**Exercise task**
Lines containing "Всего" are to be counted. Give the number and nothing more.

**Records for processing**
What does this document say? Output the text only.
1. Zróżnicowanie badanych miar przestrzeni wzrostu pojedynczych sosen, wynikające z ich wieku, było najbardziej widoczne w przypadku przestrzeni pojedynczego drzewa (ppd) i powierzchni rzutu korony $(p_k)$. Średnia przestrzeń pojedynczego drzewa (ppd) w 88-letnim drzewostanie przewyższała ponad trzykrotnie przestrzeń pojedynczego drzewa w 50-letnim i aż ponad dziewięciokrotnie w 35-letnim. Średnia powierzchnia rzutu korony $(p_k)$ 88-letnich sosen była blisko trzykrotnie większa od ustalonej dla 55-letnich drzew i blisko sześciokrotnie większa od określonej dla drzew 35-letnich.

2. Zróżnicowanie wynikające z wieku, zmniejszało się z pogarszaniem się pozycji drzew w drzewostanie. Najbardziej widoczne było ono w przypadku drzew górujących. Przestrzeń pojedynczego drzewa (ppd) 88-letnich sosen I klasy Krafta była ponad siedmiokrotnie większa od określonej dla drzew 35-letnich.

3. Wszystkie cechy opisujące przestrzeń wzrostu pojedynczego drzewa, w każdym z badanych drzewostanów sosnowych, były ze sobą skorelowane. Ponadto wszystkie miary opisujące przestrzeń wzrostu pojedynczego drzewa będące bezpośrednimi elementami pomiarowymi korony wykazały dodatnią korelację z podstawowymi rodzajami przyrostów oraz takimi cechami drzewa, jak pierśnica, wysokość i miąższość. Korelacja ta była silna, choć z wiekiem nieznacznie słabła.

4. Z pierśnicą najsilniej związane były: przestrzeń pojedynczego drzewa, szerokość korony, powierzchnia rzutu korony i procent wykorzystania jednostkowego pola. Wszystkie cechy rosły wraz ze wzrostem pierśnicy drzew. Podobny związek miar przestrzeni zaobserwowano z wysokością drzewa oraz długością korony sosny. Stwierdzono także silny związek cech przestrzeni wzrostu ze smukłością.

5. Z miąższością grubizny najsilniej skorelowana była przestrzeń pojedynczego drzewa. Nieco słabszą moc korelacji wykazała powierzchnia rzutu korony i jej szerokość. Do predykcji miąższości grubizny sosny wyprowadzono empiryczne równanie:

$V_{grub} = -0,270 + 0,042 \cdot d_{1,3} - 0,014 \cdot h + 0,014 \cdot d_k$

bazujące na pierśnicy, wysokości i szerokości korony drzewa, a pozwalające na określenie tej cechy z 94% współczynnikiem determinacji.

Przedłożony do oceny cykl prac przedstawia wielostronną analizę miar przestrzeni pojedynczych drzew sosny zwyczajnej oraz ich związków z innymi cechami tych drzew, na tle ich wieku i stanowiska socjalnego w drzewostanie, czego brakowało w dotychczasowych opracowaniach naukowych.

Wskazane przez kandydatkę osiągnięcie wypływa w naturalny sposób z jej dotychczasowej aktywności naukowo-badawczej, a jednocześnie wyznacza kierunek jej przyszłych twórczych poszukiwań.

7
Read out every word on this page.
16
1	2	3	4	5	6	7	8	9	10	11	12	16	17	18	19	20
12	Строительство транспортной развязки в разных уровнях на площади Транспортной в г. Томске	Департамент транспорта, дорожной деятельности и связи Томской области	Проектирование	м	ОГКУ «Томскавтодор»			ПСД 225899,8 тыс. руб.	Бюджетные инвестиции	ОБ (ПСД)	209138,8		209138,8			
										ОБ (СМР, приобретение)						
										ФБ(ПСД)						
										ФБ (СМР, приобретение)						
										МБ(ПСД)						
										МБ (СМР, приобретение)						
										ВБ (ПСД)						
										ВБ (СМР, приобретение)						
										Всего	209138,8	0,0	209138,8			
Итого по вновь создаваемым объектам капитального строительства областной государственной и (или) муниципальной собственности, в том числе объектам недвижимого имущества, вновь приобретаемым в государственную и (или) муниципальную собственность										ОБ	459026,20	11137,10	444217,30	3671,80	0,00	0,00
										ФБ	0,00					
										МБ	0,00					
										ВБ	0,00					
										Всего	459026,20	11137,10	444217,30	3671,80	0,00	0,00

**Answer for this exercise**
2